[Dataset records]
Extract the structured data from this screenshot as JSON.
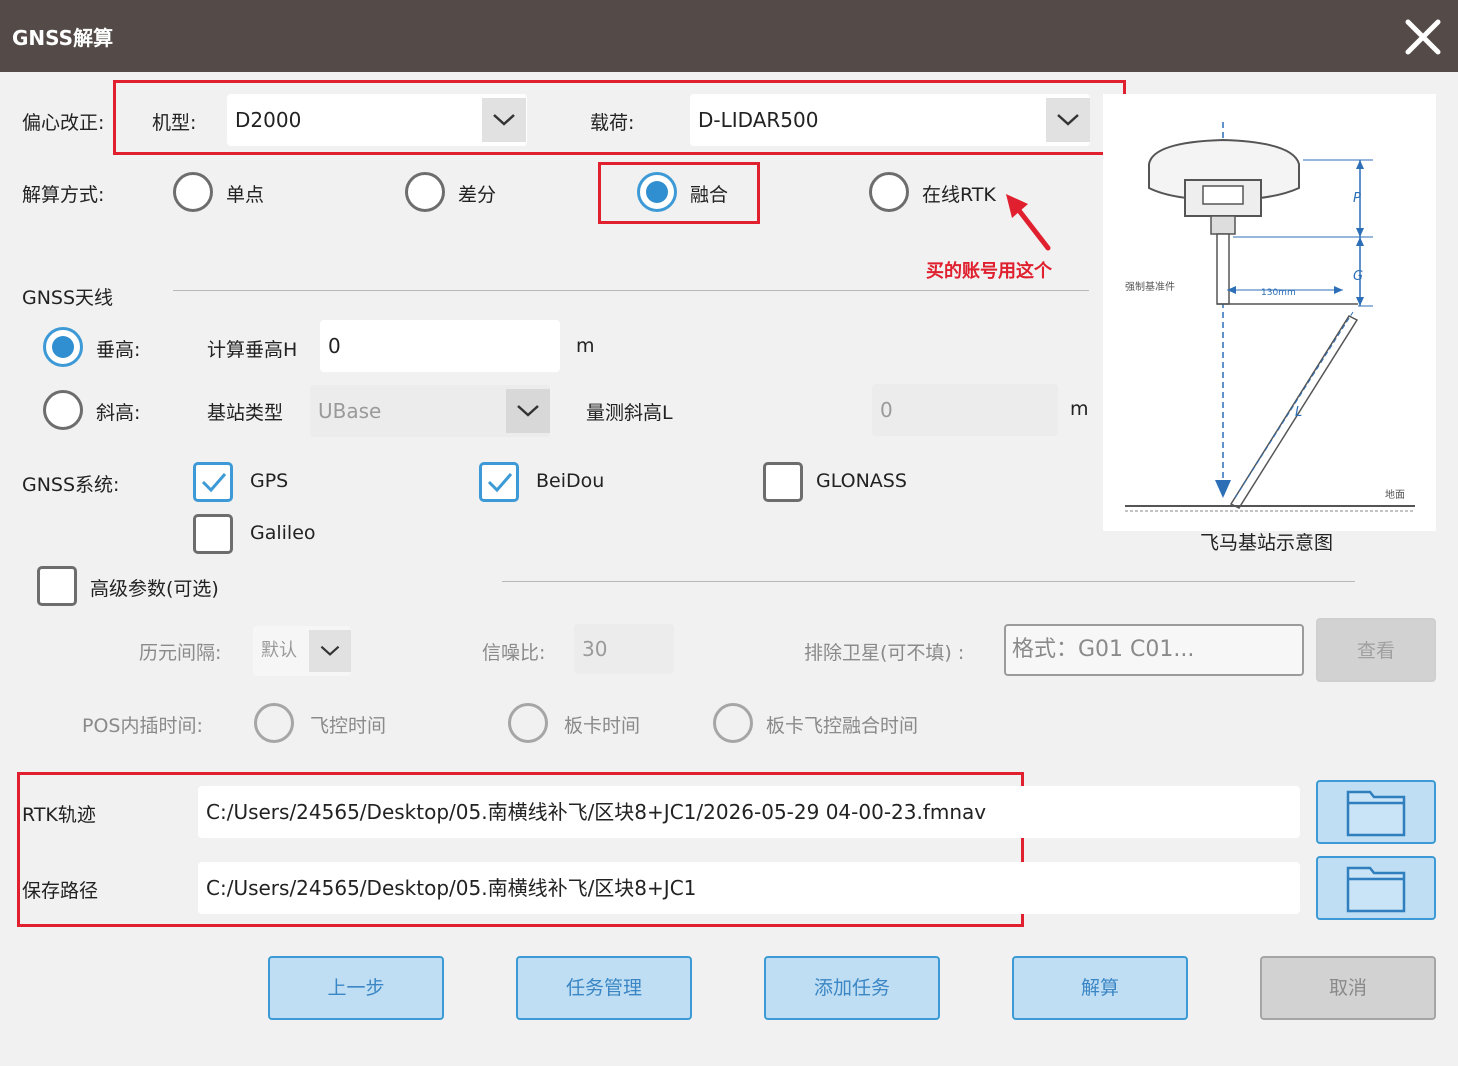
{
  "window": {
    "title": "GNSS解算"
  },
  "eccentric": {
    "label": "偏心改正:",
    "model_label": "机型:",
    "model_value": "D2000",
    "payload_label": "载荷:",
    "payload_value": "D-LIDAR500"
  },
  "solve_method": {
    "label": "解算方式:",
    "options": [
      "单点",
      "差分",
      "融合",
      "在线RTK"
    ],
    "selected": "融合"
  },
  "annotation": {
    "text": "买的账号用这个",
    "color": "#e0202e"
  },
  "antenna": {
    "section_title": "GNSS天线",
    "vertical_label": "垂高:",
    "calc_label": "计算垂高H",
    "calc_value": "0",
    "unit1": "m",
    "slant_label": "斜高:",
    "base_type_label": "基站类型",
    "base_type_value": "UBase",
    "measure_label": "量测斜高L",
    "measure_value": "0",
    "unit2": "m",
    "selected": "垂高"
  },
  "diagram": {
    "caption": "飞马基站示意图",
    "label_p": "P",
    "label_g": "G",
    "label_l": "L",
    "label_rod": "强制基准件",
    "label_width": "130mm",
    "label_ground": "地面"
  },
  "systems": {
    "label": "GNSS系统:",
    "items": [
      {
        "name": "GPS",
        "checked": true
      },
      {
        "name": "BeiDou",
        "checked": true
      },
      {
        "name": "GLONASS",
        "checked": false
      },
      {
        "name": "Galileo",
        "checked": false
      }
    ]
  },
  "advanced": {
    "label": "高级参数(可选)",
    "checked": false,
    "epoch_label": "历元间隔:",
    "epoch_value": "默认",
    "snr_label": "信噪比:",
    "snr_value": "30",
    "exclude_label": "排除卫星(可不填) :",
    "exclude_placeholder": "格式：G01 C01...",
    "view_button": "查看",
    "pos_label": "POS内插时间:",
    "pos_options": [
      "飞控时间",
      "板卡时间",
      "板卡飞控融合时间"
    ]
  },
  "paths": {
    "rtk_label": "RTK轨迹",
    "rtk_value": "C:/Users/24565/Desktop/05.南横线补飞/区块8+JC1/2026-05-29 04-00-23.fmnav",
    "save_label": "保存路径",
    "save_value": "C:/Users/24565/Desktop/05.南横线补飞/区块8+JC1"
  },
  "buttons": {
    "prev": "上一步",
    "task_manage": "任务管理",
    "add_task": "添加任务",
    "solve": "解算",
    "cancel": "取消"
  },
  "colors": {
    "titlebar": "#544b48",
    "accent": "#3d9ad6",
    "highlight_red": "#e0202e",
    "button_fill": "#bfdef3"
  }
}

Task directions: Scan the material line by line and report each one that contains "Users".

Finished exercise:
    "rtk_value": "C:/Users/24565/Desktop/05.南横线补飞/区块8+JC1/2026-05-29 04-00-23.fmnav",
    "save_value": "C:/Users/24565/Desktop/05.南横线补飞/区块8+JC1"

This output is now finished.